Stated goal → Print every entry, word for word, and skip the images.

..........

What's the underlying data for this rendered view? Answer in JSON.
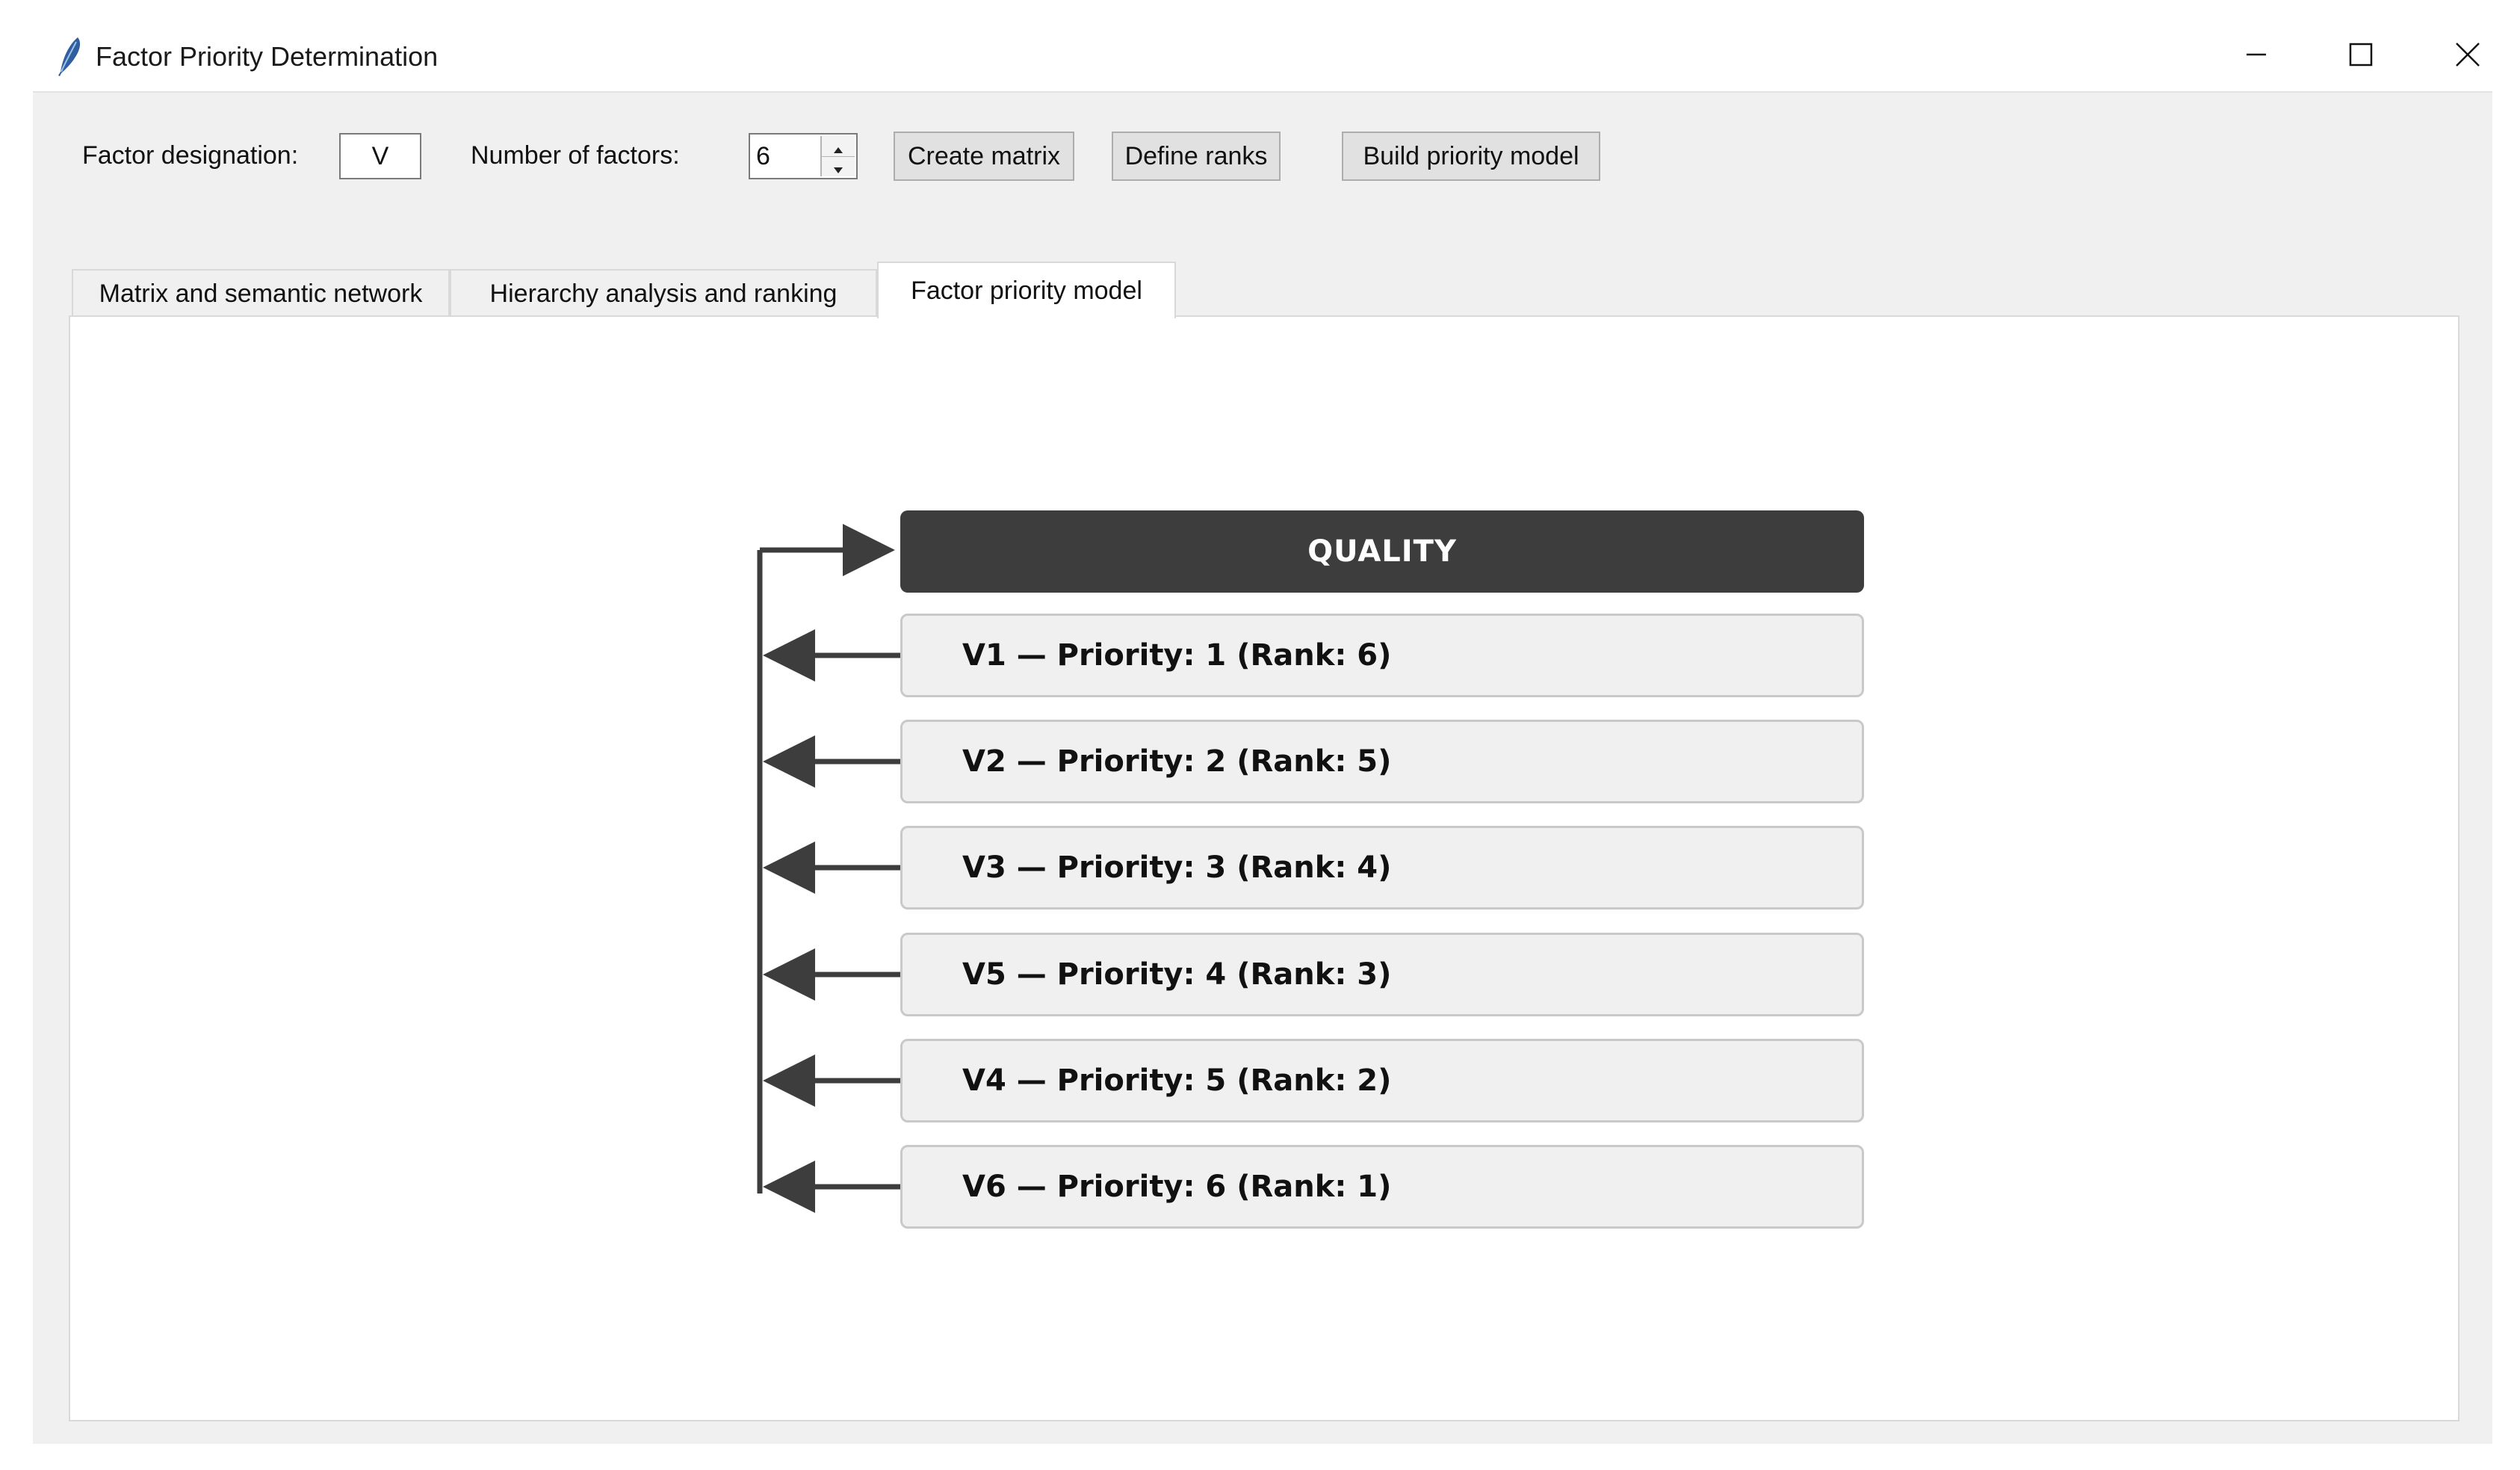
{
  "window": {
    "title": "Factor Priority Determination"
  },
  "toolbar": {
    "factor_designation_label": "Factor designation:",
    "factor_designation_value": "V",
    "number_of_factors_label": "Number of factors:",
    "number_of_factors_value": "6",
    "create_matrix_label": "Create matrix",
    "define_ranks_label": "Define ranks",
    "build_model_label": "Build priority model"
  },
  "tabs": [
    {
      "label": "Matrix and semantic network",
      "active": false
    },
    {
      "label": "Hierarchy analysis and ranking",
      "active": false
    },
    {
      "label": "Factor priority model",
      "active": true
    }
  ],
  "model": {
    "root_label": "QUALITY",
    "root_color": "#3d3d3d",
    "factors": [
      {
        "label": "V1 — Priority: 1 (Rank: 6)"
      },
      {
        "label": "V2 — Priority: 2 (Rank: 5)"
      },
      {
        "label": "V3 — Priority: 3 (Rank: 4)"
      },
      {
        "label": "V5 — Priority: 4 (Rank: 3)"
      },
      {
        "label": "V4 — Priority: 5 (Rank: 2)"
      },
      {
        "label": "V6 — Priority: 6 (Rank: 1)"
      }
    ]
  },
  "icons": {
    "app": "feather-icon",
    "minimize": "minimize-icon",
    "maximize": "maximize-icon",
    "close": "close-icon"
  }
}
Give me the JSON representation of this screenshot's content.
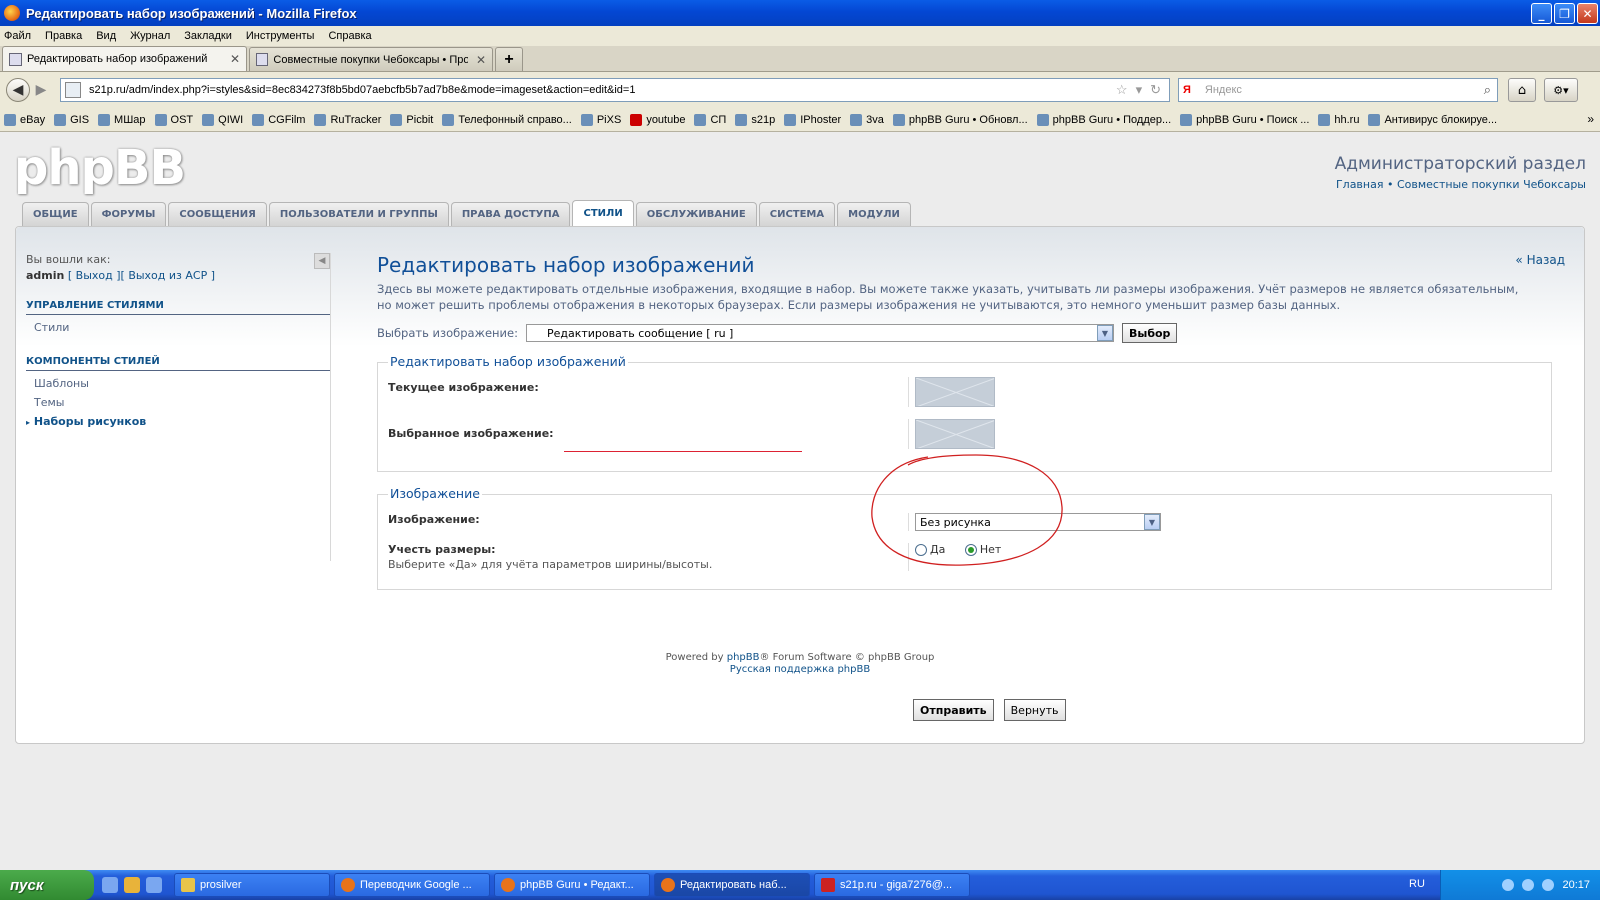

..........

Exercise solution →
What's the underlying data for this rendered view? Answer in JSON.
{
  "window": {
    "title": "Factor Priority Determination"
  },
  "toolbar": {
    "factor_designation_label": "Factor designation:",
    "factor_designation_value": "V",
    "number_of_factors_label": "Number of factors:",
    "number_of_factors_value": "6",
    "create_matrix_label": "Create matrix",
    "define_ranks_label": "Define ranks",
    "build_model_label": "Build priority model"
  },
  "tabs": [
    {
      "label": "Matrix and semantic network",
      "active": false
    },
    {
      "label": "Hierarchy analysis and ranking",
      "active": false
    },
    {
      "label": "Factor priority model",
      "active": true
    }
  ],
  "model": {
    "root_label": "QUALITY",
    "root_color": "#3d3d3d",
    "factors": [
      {
        "label": "V1 — Priority: 1 (Rank: 6)"
      },
      {
        "label": "V2 — Priority: 2 (Rank: 5)"
      },
      {
        "label": "V3 — Priority: 3 (Rank: 4)"
      },
      {
        "label": "V5 — Priority: 4 (Rank: 3)"
      },
      {
        "label": "V4 — Priority: 5 (Rank: 2)"
      },
      {
        "label": "V6 — Priority: 6 (Rank: 1)"
      }
    ]
  },
  "icons": {
    "app": "feather-icon",
    "minimize": "minimize-icon",
    "maximize": "maximize-icon",
    "close": "close-icon"
  }
}
Give me the JSON representation of this screenshot's content.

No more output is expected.